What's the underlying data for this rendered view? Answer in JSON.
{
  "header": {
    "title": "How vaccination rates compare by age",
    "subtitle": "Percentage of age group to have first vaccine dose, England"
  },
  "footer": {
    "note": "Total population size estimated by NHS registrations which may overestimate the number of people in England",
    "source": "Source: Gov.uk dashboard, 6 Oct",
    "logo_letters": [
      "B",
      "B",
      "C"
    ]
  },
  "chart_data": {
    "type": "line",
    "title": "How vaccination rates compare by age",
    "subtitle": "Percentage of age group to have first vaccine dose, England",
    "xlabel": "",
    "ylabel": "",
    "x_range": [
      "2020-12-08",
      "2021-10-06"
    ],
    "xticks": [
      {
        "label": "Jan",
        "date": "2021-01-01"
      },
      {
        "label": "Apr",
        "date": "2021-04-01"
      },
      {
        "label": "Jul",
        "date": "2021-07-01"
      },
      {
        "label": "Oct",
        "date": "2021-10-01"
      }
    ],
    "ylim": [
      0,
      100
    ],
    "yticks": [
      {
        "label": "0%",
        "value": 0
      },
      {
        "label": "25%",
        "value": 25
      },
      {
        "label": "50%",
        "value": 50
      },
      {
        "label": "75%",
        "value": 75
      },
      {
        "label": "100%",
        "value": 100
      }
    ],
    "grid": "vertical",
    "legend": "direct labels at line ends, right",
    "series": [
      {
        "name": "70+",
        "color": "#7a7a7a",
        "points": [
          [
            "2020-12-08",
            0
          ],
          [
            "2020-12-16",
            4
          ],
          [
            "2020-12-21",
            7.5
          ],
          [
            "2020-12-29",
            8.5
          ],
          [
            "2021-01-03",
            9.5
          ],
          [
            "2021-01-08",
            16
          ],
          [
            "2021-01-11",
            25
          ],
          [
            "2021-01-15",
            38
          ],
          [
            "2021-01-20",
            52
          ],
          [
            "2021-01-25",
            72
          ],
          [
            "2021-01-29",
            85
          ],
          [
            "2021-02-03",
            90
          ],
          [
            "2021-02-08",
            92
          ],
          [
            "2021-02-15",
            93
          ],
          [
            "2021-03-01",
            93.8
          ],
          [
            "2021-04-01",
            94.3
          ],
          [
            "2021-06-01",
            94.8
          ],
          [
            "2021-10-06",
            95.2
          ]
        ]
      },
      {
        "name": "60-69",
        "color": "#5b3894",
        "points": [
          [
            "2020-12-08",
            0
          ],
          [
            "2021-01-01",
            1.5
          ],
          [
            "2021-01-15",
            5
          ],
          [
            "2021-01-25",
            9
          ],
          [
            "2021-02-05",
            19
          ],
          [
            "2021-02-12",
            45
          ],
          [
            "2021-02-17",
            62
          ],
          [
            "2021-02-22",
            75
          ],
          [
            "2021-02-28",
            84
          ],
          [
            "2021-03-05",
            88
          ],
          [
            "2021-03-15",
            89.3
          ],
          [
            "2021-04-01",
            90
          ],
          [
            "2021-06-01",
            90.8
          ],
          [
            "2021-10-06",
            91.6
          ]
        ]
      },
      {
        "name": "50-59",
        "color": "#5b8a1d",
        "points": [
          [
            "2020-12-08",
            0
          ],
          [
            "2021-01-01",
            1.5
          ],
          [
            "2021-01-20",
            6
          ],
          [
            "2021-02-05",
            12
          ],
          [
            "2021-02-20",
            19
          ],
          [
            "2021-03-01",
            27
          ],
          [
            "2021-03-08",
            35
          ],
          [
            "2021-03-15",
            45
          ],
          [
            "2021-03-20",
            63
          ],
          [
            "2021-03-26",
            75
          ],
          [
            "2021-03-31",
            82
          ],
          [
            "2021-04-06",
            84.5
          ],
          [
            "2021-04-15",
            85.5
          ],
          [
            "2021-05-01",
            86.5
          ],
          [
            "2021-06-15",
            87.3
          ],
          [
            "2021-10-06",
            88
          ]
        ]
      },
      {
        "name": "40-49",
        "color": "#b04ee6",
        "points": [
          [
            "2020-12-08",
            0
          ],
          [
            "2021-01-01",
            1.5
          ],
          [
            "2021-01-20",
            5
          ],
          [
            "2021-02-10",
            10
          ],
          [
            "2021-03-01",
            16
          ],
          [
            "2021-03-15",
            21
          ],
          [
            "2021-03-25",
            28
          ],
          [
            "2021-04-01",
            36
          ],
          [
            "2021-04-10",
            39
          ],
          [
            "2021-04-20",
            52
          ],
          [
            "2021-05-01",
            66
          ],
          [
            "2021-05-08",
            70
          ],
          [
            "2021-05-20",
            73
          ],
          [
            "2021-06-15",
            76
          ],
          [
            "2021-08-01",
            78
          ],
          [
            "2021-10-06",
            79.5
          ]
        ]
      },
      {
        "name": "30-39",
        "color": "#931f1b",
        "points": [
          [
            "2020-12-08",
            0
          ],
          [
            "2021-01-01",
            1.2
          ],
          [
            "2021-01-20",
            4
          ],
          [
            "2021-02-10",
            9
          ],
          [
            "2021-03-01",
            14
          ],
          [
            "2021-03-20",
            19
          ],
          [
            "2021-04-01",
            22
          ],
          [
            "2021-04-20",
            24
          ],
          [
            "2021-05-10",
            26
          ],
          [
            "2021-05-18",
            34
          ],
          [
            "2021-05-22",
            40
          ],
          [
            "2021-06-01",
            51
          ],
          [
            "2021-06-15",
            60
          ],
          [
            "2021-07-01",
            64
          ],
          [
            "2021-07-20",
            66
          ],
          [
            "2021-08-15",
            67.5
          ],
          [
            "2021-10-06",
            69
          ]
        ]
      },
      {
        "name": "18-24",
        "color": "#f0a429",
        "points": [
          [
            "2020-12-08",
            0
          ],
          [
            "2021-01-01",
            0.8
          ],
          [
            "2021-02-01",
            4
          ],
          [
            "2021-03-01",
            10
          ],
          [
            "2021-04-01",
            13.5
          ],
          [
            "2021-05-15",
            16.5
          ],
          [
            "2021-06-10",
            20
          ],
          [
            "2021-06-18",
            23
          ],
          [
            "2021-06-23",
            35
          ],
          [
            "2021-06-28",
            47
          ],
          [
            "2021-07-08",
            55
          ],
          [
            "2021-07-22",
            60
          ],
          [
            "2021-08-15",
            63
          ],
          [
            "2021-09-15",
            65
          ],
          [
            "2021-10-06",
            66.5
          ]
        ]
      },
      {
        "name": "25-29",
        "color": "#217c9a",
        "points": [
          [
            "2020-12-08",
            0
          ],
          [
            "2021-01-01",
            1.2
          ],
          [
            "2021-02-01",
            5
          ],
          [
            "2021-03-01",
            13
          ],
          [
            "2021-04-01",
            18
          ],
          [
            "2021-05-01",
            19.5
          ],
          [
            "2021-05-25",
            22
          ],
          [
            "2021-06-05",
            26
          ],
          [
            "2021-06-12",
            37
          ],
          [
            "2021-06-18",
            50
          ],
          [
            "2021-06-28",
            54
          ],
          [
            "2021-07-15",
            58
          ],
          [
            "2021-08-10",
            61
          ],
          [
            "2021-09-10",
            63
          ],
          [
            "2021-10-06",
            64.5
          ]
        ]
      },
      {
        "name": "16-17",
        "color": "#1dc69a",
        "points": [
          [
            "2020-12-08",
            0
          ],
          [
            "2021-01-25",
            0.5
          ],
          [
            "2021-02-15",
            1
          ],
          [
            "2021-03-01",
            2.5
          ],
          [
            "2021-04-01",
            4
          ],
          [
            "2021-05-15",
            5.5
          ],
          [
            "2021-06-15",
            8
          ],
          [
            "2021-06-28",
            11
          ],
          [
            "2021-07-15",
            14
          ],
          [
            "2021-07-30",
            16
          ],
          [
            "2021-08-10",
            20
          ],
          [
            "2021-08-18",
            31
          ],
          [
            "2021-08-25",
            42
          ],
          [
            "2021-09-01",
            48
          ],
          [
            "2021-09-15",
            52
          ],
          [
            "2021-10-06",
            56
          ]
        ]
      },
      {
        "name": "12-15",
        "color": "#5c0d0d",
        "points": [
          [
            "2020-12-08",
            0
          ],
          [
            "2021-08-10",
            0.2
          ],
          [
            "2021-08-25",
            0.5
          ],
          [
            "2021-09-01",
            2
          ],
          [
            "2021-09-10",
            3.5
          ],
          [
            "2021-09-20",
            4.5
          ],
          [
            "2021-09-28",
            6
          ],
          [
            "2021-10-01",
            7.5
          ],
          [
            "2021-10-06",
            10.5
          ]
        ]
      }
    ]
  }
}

TASK TO CARRY OUT: Check each line above for the word "value", and copy the lines where it appears.

SOLUTION FOR THIS PROBLEM:
        "value": 0
        "value": 25
        "value": 50
        "value": 75
        "value": 100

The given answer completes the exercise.